Work to complete :: Output all the data exactly. Pictures do not belong in the copy.

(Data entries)
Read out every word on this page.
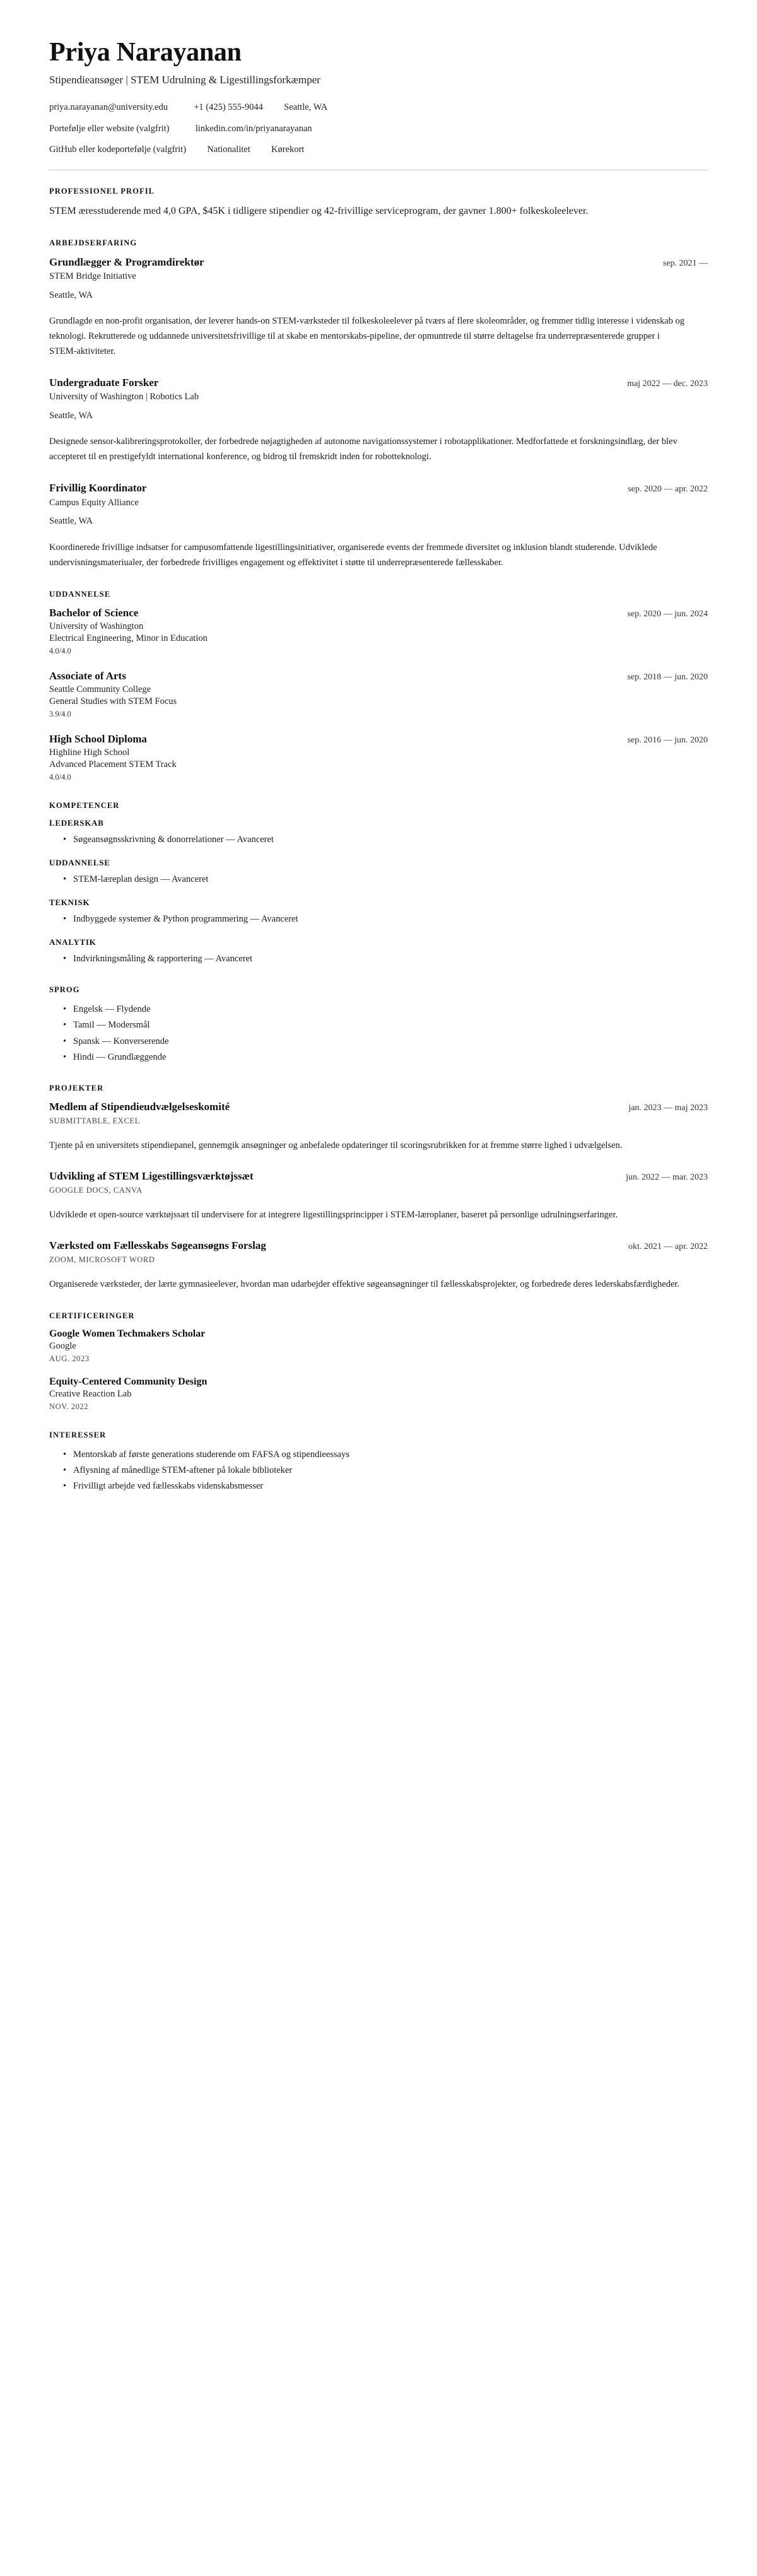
Priya Narayanan
Stipendieansøger | STEM Udrulning & Ligestillingsforkæmper
priya.narayanan@university.edu	+1 (425) 555-9044 Seattle, WA
Portefølje eller website (valgfrit)	linkedin.com/in/priyanarayanan
GitHub eller kodeportefølje (valgfrit) Nationalitet Kørekort
PROFESSIONEL PROFIL

STEM æresstuderende med 4,0 GPA, $45K i tidligere stipendier og 42-frivillige serviceprogram, der gavner 1.800+ folkeskoleelever.

ARBEJDSERFARING
Grundlægger & Programdirektør	sep. 2021 —
STEM Bridge Initiative
Seattle, WA
Grundlagde en non-profit organisation, der leverer hands-on STEM-værksteder til folkeskoleelever på tværs af flere skoleområder, og fremmer tidlig interesse i videnskab og teknologi. Rekrutterede og uddannede universitetsfrivillige til at skabe en mentorskabs-pipeline, der opmuntrede til større deltagelse fra underrepræsenterede grupper i STEM-aktiviteter.
Undergraduate Forsker	maj 2022 — dec. 2023
University of Washington | Robotics Lab
Seattle, WA
Designede sensor-kalibreringsprotokoller, der forbedrede nøjagtigheden af autonome navigationssystemer i robotapplikationer. Medforfattede et forskningsindlæg, der blev accepteret til en prestigefyldt international konference, og bidrog til fremskridt inden for robotteknologi.
Frivillig Koordinator	sep. 2020 — apr. 2022
Campus Equity Alliance
Seattle, WA
Koordinerede frivillige indsatser for campusomfattende ligestillingsinitiativer, organiserede events der fremmede diversitet og inklusion blandt studerende. Udviklede undervisningsmateriualer, der forbedrede frivilliges engagement og effektivitet i støtte til underrepræsenterede fællesskaber.
UDDANNELSE
Bachelor of Science	sep. 2020 — jun. 2024
University of Washington
Electrical Engineering, Minor in Education
4.0/4.0
Associate of Arts	sep. 2018 — jun. 2020
Seattle Community College
General Studies with STEM Focus
3.9/4.0
High School Diploma	sep. 2016 — jun. 2020
Highline High School
Advanced Placement STEM Track
4.0/4.0
KOMPETENCER
LEDERSKAB
• Søgeansøgnsskrivning & donorrelationer — Avanceret
UDDANNELSE
• STEM-læreplan design — Avanceret
TEKNISK
• Indbyggede systemer & Python programmering — Avanceret
ANALYTIK
• Indvirkningsmåling & rapportering — Avanceret
SPROG
• Engelsk — Flydende
• Tamil — Modersmål
• Spansk — Konverserende
• Hindi — Grundlæggende
PROJEKTER
Medlem af Stipendieudvælgelseskomité	jan. 2023 — maj 2023
SUBMITTABLE, EXCEL
Tjente på en universitets stipendiepanel, gennemgik ansøgninger og anbefalede opdateringer til scoringsrubrikken for at fremme større lighed i udvælgelsen.
Udvikling af STEM Ligestillingsværktøjssæt	jun. 2022 — mar. 2023
GOOGLE DOCS, CANVA
Udviklede et open-source værktøjssæt til undervisere for at integrere ligestillingsprincipper i STEM-læroplaner, baseret på personlige udrulningserfaringer.
Værksted om Fællesskabs Søgeansøgns Forslag	okt. 2021 — apr. 2022
ZOOM, MICROSOFT WORD
Organiserede værksteder, der lærte gymnasieelever, hvordan man udarbejder effektive søgeansøgninger til fællesskabsprojekter, og forbedrede deres lederskabsfærdigheder.
CERTIFICERINGER
Google Women Techmakers Scholar
Google
AUG. 2023
Equity-Centered Community Design
Creative Reaction Lab
NOV. 2022
INTERESSER
• Mentorskab af første generations studerende om FAFSA og stipendieessays
• Aflysning af månedlige STEM-aftener på lokale biblioteker
• Frivilligt arbejde ved fællesskabs videnskabsmesser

Answer for the task ::
Read out every word on this page.
Priya Narayanan
Stipendieansøger | STEM Udrulning & Ligestillingsforkæmper
priya.narayanan@university.edu	+1 (425) 555-9044 Seattle, WA
Portefølje eller website (valgfrit)	linkedin.com/in/priyanarayanan
GitHub eller kodeportefølje (valgfrit) Nationalitet Kørekort
PROFESSIONEL PROFIL

STEM æresstuderende med 4,0 GPA, $45K i tidligere stipendier og 42-frivillige serviceprogram, der gavner 1.800+ folkeskoleelever.

ARBEJDSERFARING
Grundlægger & Programdirektør	sep. 2021 —
STEM Bridge Initiative
Seattle, WA
Grundlagde en non-profit organisation, der leverer hands-on STEM-værksteder til folkeskoleelever på tværs af flere skoleområder, og fremmer tidlig interesse i videnskab og teknologi. Rekrutterede og uddannede universitetsfrivillige til at skabe en mentorskabs-pipeline, der opmuntrede til større deltagelse fra underrepræsenterede grupper i STEM-aktiviteter.
Undergraduate Forsker	maj 2022 — dec. 2023
University of Washington | Robotics Lab
Seattle, WA
Designede sensor-kalibreringsprotokoller, der forbedrede nøjagtigheden af autonome navigationssystemer i robotapplikationer. Medforfattede et forskningsindlæg, der blev accepteret til en prestigefyldt international konference, og bidrog til fremskridt inden for robotteknologi.
Frivillig Koordinator	sep. 2020 — apr. 2022
Campus Equity Alliance
Seattle, WA
Koordinerede frivillige indsatser for campusomfattende ligestillingsinitiativer, organiserede events der fremmede diversitet og inklusion blandt studerende. Udviklede undervisningsmateriualer, der forbedrede frivilliges engagement og effektivitet i støtte til underrepræsenterede fællesskaber.
UDDANNELSE
Bachelor of Science	sep. 2020 — jun. 2024
University of Washington
Electrical Engineering, Minor in Education
4.0/4.0
Associate of Arts	sep. 2018 — jun. 2020
Seattle Community College
General Studies with STEM Focus
3.9/4.0
High School Diploma	sep. 2016 — jun. 2020
Highline High School
Advanced Placement STEM Track
4.0/4.0
KOMPETENCER
LEDERSKAB
• Søgeansøgnsskrivning & donorrelationer — Avanceret
UDDANNELSE
• STEM-læreplan design — Avanceret
TEKNISK
• Indbyggede systemer & Python programmering — Avanceret
ANALYTIK
• Indvirkningsmåling & rapportering — Avanceret
SPROG
• Engelsk — Flydende
• Tamil — Modersmål
• Spansk — Konverserende
• Hindi — Grundlæggende
PROJEKTER
Medlem af Stipendieudvælgelseskomité	jan. 2023 — maj 2023
SUBMITTABLE, EXCEL
Tjente på en universitets stipendiepanel, gennemgik ansøgninger og anbefalede opdateringer til scoringsrubrikken for at fremme større lighed i udvælgelsen.
Udvikling af STEM Ligestillingsværktøjssæt	jun. 2022 — mar. 2023
GOOGLE DOCS, CANVA
Udviklede et open-source værktøjssæt til undervisere for at integrere ligestillingsprincipper i STEM-læroplaner, baseret på personlige udrulningserfaringer.
Værksted om Fællesskabs Søgeansøgns Forslag	okt. 2021 — apr. 2022
ZOOM, MICROSOFT WORD
Organiserede værksteder, der lærte gymnasieelever, hvordan man udarbejder effektive søgeansøgninger til fællesskabsprojekter, og forbedrede deres lederskabsfærdigheder.
CERTIFICERINGER
Google Women Techmakers Scholar
Google
AUG. 2023
Equity-Centered Community Design
Creative Reaction Lab
NOV. 2022
INTERESSER
• Mentorskab af første generations studerende om FAFSA og stipendieessays
• Aflysning af månedlige STEM-aftener på lokale biblioteker
• Frivilligt arbejde ved fællesskabs videnskabsmesser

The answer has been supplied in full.